## THE REQUEST
Wherever "xlabel" appears in a line, copy that line.

[Start of DATA SHOWN]

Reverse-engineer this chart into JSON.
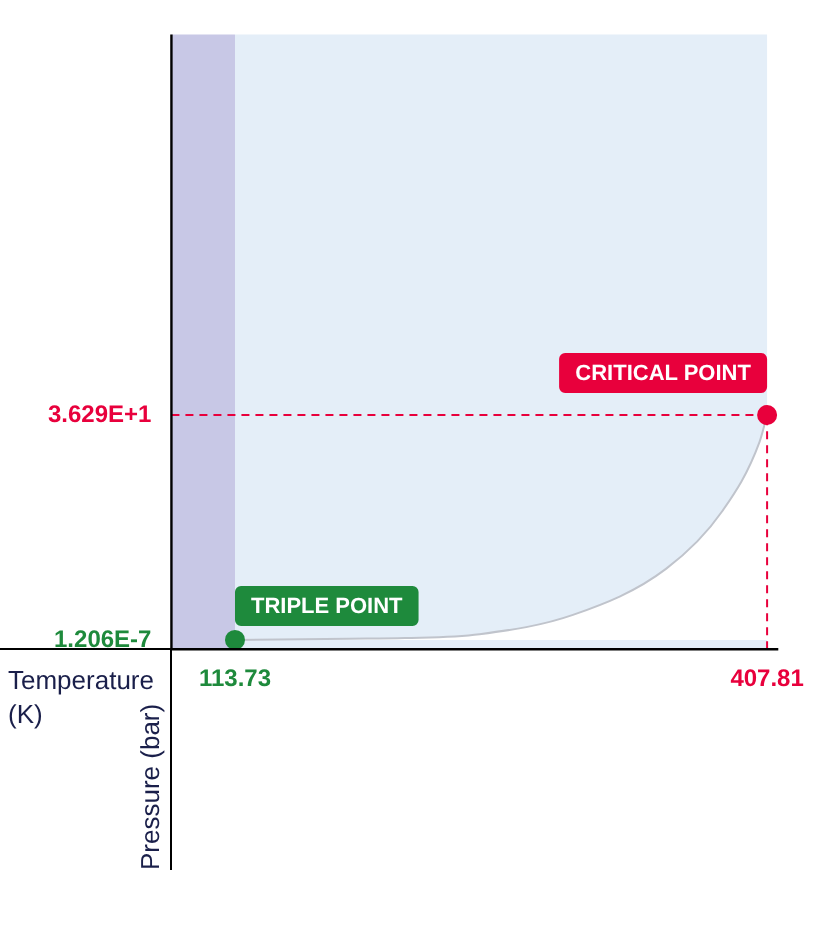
{
  "chart_data": {
    "type": "area",
    "xlabel": "Temperature (K)",
    "ylabel": "Pressure (bar)",
    "xlim": [
      78.6,
      414
    ],
    "ylim": [
      -1.5,
      97.7
    ],
    "xticks": [
      {
        "value": 113.73,
        "label": "113.73"
      },
      {
        "value": 407.81,
        "label": "407.81"
      }
    ],
    "yticks": [
      {
        "value": 1.206e-07,
        "label": "1.206E-7"
      },
      {
        "value": 36.29,
        "label": "3.629E+1"
      }
    ],
    "grid": false,
    "legend": false,
    "series": [
      {
        "color": "#ffffff",
        "x": [
          113.73,
          176.7,
          207.6,
          248.9,
          300.5,
          352.1,
          383.1,
          403.7,
          407.81
        ],
        "values": [
          1.206e-07,
          0.2,
          0.3,
          0.93,
          4.03,
          11.5,
          20.8,
          32.0,
          36.29
        ]
      },
      {
        "type": "scatter",
        "color": "#1e8a3c",
        "x": [
          113.73
        ],
        "values": [
          1.206e-07
        ],
        "marker": "circle"
      },
      {
        "type": "scatter",
        "color": "#e8003c",
        "x": [
          407.81
        ],
        "values": [
          36.29
        ],
        "marker": "circle"
      }
    ],
    "bands": [
      {
        "axis": "x",
        "from": 78.6,
        "to": 113.73,
        "color": "#c8c8e6"
      },
      {
        "axis": "x",
        "from": 113.73,
        "to": 407.81,
        "color": "#e4eef8"
      }
    ],
    "ref_lines": [
      {
        "axis": "y",
        "value": 36.29,
        "color": "#e8003c",
        "line_style": "dashed"
      },
      {
        "axis": "x",
        "value": 407.81,
        "color": "#e8003c",
        "line_style": "dashed"
      }
    ],
    "annotations": [
      {
        "text": "TRIPLE POINT",
        "x": 113.73,
        "y": 1.206e-07
      },
      {
        "text": "CRITICAL POINT",
        "x": 407.81,
        "y": 36.29
      }
    ]
  }
}
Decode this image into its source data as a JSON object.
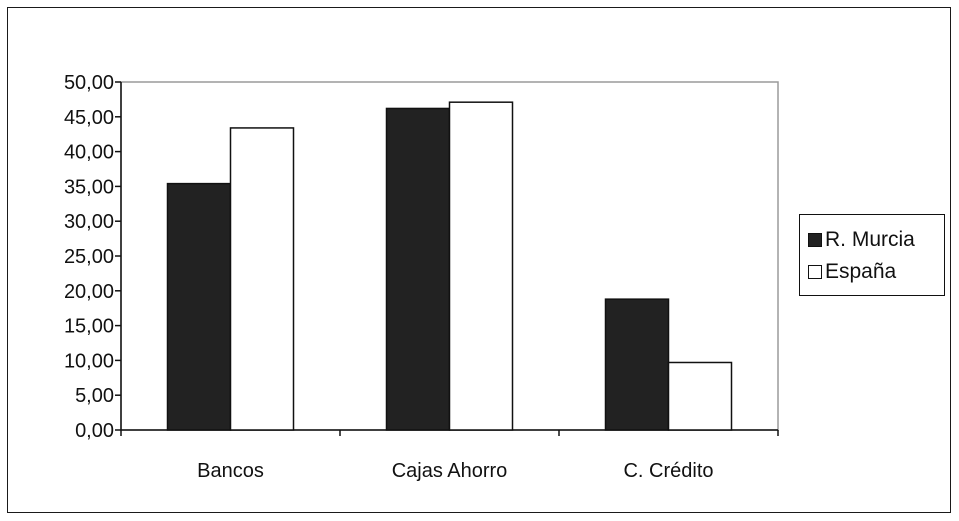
{
  "chart_data": {
    "type": "bar",
    "title": "",
    "xlabel": "",
    "ylabel": "",
    "categories": [
      "Bancos",
      "Cajas Ahorro",
      "C. Crédito"
    ],
    "series": [
      {
        "name": "R. Murcia",
        "values": [
          35.4,
          46.2,
          18.8
        ],
        "color": "#222222"
      },
      {
        "name": "España",
        "values": [
          43.4,
          47.1,
          9.7
        ],
        "color": "#ffffff"
      }
    ],
    "ylim": [
      0,
      50
    ],
    "yticks": [
      "0,00",
      "5,00",
      "10,00",
      "15,00",
      "20,00",
      "25,00",
      "30,00",
      "35,00",
      "40,00",
      "45,00",
      "50,00"
    ],
    "grid": false,
    "legend_position": "right"
  }
}
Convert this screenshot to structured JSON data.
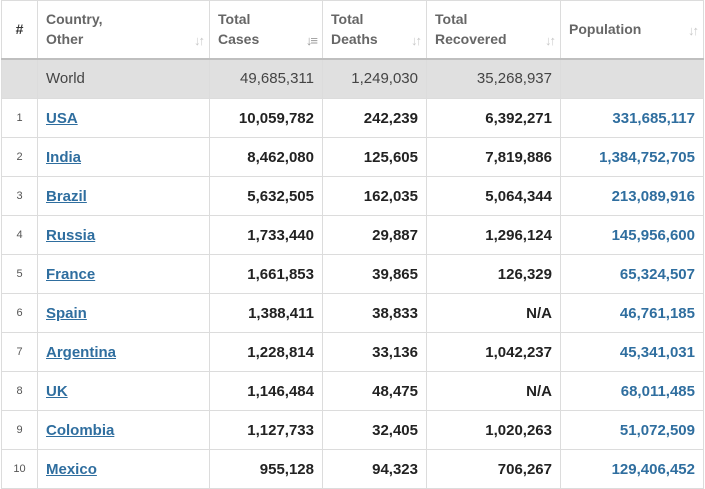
{
  "headers": {
    "rank": "#",
    "country_line1": "Country,",
    "country_line2": "Other",
    "cases_line1": "Total",
    "cases_line2": "Cases",
    "deaths_line1": "Total",
    "deaths_line2": "Deaths",
    "recovered_line1": "Total",
    "recovered_line2": "Recovered",
    "population": "Population"
  },
  "world": {
    "country": "World",
    "total_cases": "49,685,311",
    "total_deaths": "1,249,030",
    "total_recovered": "35,268,937",
    "population": ""
  },
  "rows": [
    {
      "rank": "1",
      "country": "USA",
      "total_cases": "10,059,782",
      "total_deaths": "242,239",
      "total_recovered": "6,392,271",
      "population": "331,685,117"
    },
    {
      "rank": "2",
      "country": "India",
      "total_cases": "8,462,080",
      "total_deaths": "125,605",
      "total_recovered": "7,819,886",
      "population": "1,384,752,705"
    },
    {
      "rank": "3",
      "country": "Brazil",
      "total_cases": "5,632,505",
      "total_deaths": "162,035",
      "total_recovered": "5,064,344",
      "population": "213,089,916"
    },
    {
      "rank": "4",
      "country": "Russia",
      "total_cases": "1,733,440",
      "total_deaths": "29,887",
      "total_recovered": "1,296,124",
      "population": "145,956,600"
    },
    {
      "rank": "5",
      "country": "France",
      "total_cases": "1,661,853",
      "total_deaths": "39,865",
      "total_recovered": "126,329",
      "population": "65,324,507"
    },
    {
      "rank": "6",
      "country": "Spain",
      "total_cases": "1,388,411",
      "total_deaths": "38,833",
      "total_recovered": "N/A",
      "population": "46,761,185"
    },
    {
      "rank": "7",
      "country": "Argentina",
      "total_cases": "1,228,814",
      "total_deaths": "33,136",
      "total_recovered": "1,042,237",
      "population": "45,341,031"
    },
    {
      "rank": "8",
      "country": "UK",
      "total_cases": "1,146,484",
      "total_deaths": "48,475",
      "total_recovered": "N/A",
      "population": "68,011,485"
    },
    {
      "rank": "9",
      "country": "Colombia",
      "total_cases": "1,127,733",
      "total_deaths": "32,405",
      "total_recovered": "1,020,263",
      "population": "51,072,509"
    },
    {
      "rank": "10",
      "country": "Mexico",
      "total_cases": "955,128",
      "total_deaths": "94,323",
      "total_recovered": "706,267",
      "population": "129,406,452"
    }
  ],
  "icons": {
    "sort": "sort-arrows-icon",
    "sort_active": "sort-descending-icon"
  },
  "colors": {
    "link": "#2f6e9f",
    "world_row_bg": "#e0e0e0",
    "header_text": "#666666"
  }
}
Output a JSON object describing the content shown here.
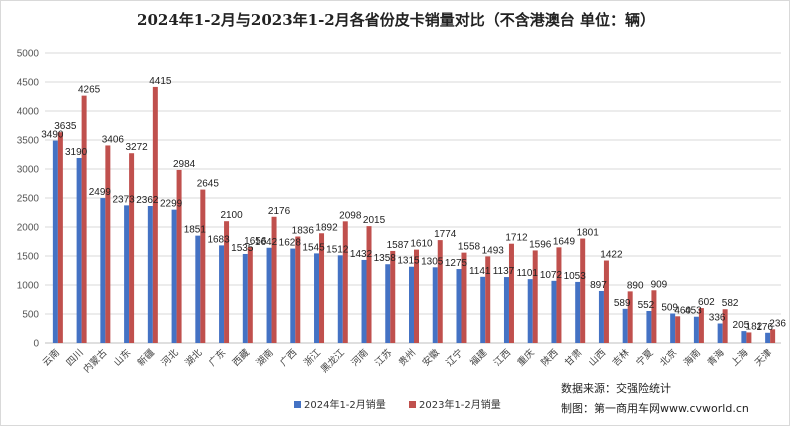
{
  "chart_data": {
    "type": "bar",
    "title": "2024年1-2月与2023年1-2月各省份皮卡销量对比（不含港澳台 单位：辆）",
    "categories": [
      "云南",
      "四川",
      "内蒙古",
      "山东",
      "新疆",
      "河北",
      "湖北",
      "广东",
      "西藏",
      "湖南",
      "广西",
      "浙江",
      "黑龙江",
      "河南",
      "江苏",
      "贵州",
      "安徽",
      "辽宁",
      "福建",
      "江西",
      "重庆",
      "陕西",
      "甘肃",
      "山西",
      "吉林",
      "宁夏",
      "北京",
      "海南",
      "青海",
      "上海",
      "天津"
    ],
    "series": [
      {
        "name": "2024年1-2月销量",
        "color": "#4472c4",
        "values": [
          3490,
          3190,
          2499,
          2373,
          2362,
          2299,
          1851,
          1683,
          1535,
          1642,
          1628,
          1545,
          1512,
          1432,
          1358,
          1315,
          1305,
          1275,
          1141,
          1137,
          1101,
          1072,
          1053,
          897,
          589,
          552,
          509,
          453,
          336,
          205,
          176
        ]
      },
      {
        "name": "2023年1-2月销量",
        "color": "#c0504d",
        "values": [
          3635,
          4265,
          3406,
          3272,
          4415,
          2984,
          2645,
          2100,
          1656,
          2176,
          1836,
          1892,
          2098,
          2015,
          1587,
          1610,
          1774,
          1558,
          1493,
          1712,
          1596,
          1649,
          1801,
          1422,
          890,
          909,
          460,
          602,
          582,
          182,
          236
        ]
      }
    ],
    "ylim": [
      0,
      5000
    ],
    "yticks": [
      0,
      500,
      1000,
      1500,
      2000,
      2500,
      3000,
      3500,
      4000,
      4500,
      5000
    ],
    "grid": true,
    "legend_position": "bottom"
  },
  "source_text": "数据来源：交强险统计",
  "credit_text": "制图：第一商用车网www.cvworld.cn"
}
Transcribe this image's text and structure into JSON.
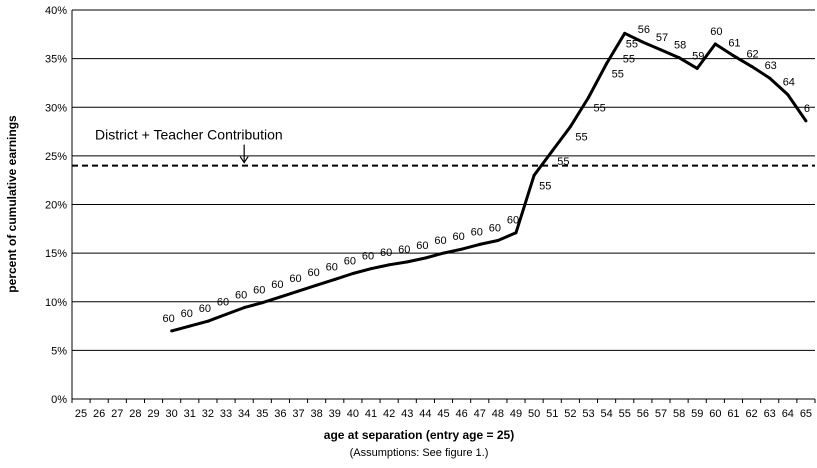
{
  "chart_data": {
    "type": "line",
    "title": "",
    "xlabel": "age at separation (entry age = 25)",
    "ylabel": "percent of cumulative earnings",
    "subtitle_note": "(Assumptions:  See figure 1.)",
    "x_categories": [
      "25",
      "26",
      "27",
      "28",
      "29",
      "30",
      "31",
      "32",
      "33",
      "34",
      "35",
      "36",
      "37",
      "38",
      "39",
      "40",
      "41",
      "42",
      "43",
      "44",
      "45",
      "46",
      "47",
      "48",
      "49",
      "50",
      "51",
      "52",
      "53",
      "54",
      "55",
      "56",
      "57",
      "58",
      "59",
      "60",
      "61",
      "62",
      "63",
      "64",
      "65"
    ],
    "ylim": [
      0,
      40
    ],
    "y_ticks": [
      0,
      5,
      10,
      15,
      20,
      25,
      30,
      35,
      40
    ],
    "y_tick_format": "percent",
    "grid": true,
    "series": [
      {
        "x": [
          30,
          31,
          32,
          33,
          34,
          35,
          36,
          37,
          38,
          39,
          40,
          41,
          42,
          43,
          44,
          45,
          46,
          47,
          48,
          49,
          50,
          51,
          52,
          53,
          54,
          55,
          56,
          57,
          58,
          59,
          60,
          61,
          62,
          63,
          64,
          65
        ],
        "values": [
          7.0,
          7.5,
          8.0,
          8.7,
          9.4,
          9.9,
          10.5,
          11.1,
          11.7,
          12.3,
          12.9,
          13.4,
          13.8,
          14.1,
          14.5,
          15.0,
          15.4,
          15.9,
          16.3,
          17.1,
          23.0,
          25.5,
          28.0,
          31.0,
          34.5,
          37.6,
          36.7,
          35.9,
          35.1,
          34.0,
          36.5,
          35.3,
          34.2,
          33.0,
          31.3,
          28.6
        ],
        "point_labels": [
          "60",
          "60",
          "60",
          "60",
          "60",
          "60",
          "60",
          "60",
          "60",
          "60",
          "60",
          "60",
          "60",
          "60",
          "60",
          "60",
          "60",
          "60",
          "60",
          "60",
          "55",
          "55",
          "55",
          "55",
          "55",
          "55",
          "56",
          "57",
          "58",
          "59",
          "60",
          "61",
          "62",
          "63",
          "64",
          "6"
        ]
      }
    ],
    "reference_line": {
      "value": 24.0,
      "label": "District + Teacher Contribution",
      "style": "dashed",
      "arrow_at_x": 34
    }
  }
}
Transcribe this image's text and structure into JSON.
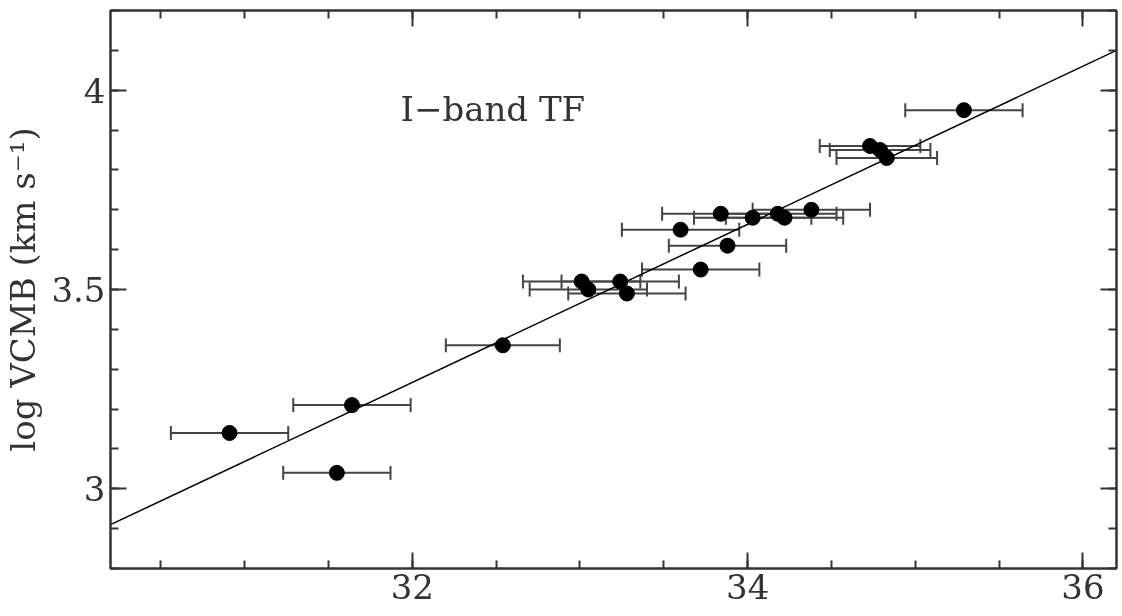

[End of DATA SHOWN]

## FULL OUTPUT
    "xlabel": "Temperature (K)",
    "xlabel": "",
    "xlabel": "age at separation (entry age = 25)",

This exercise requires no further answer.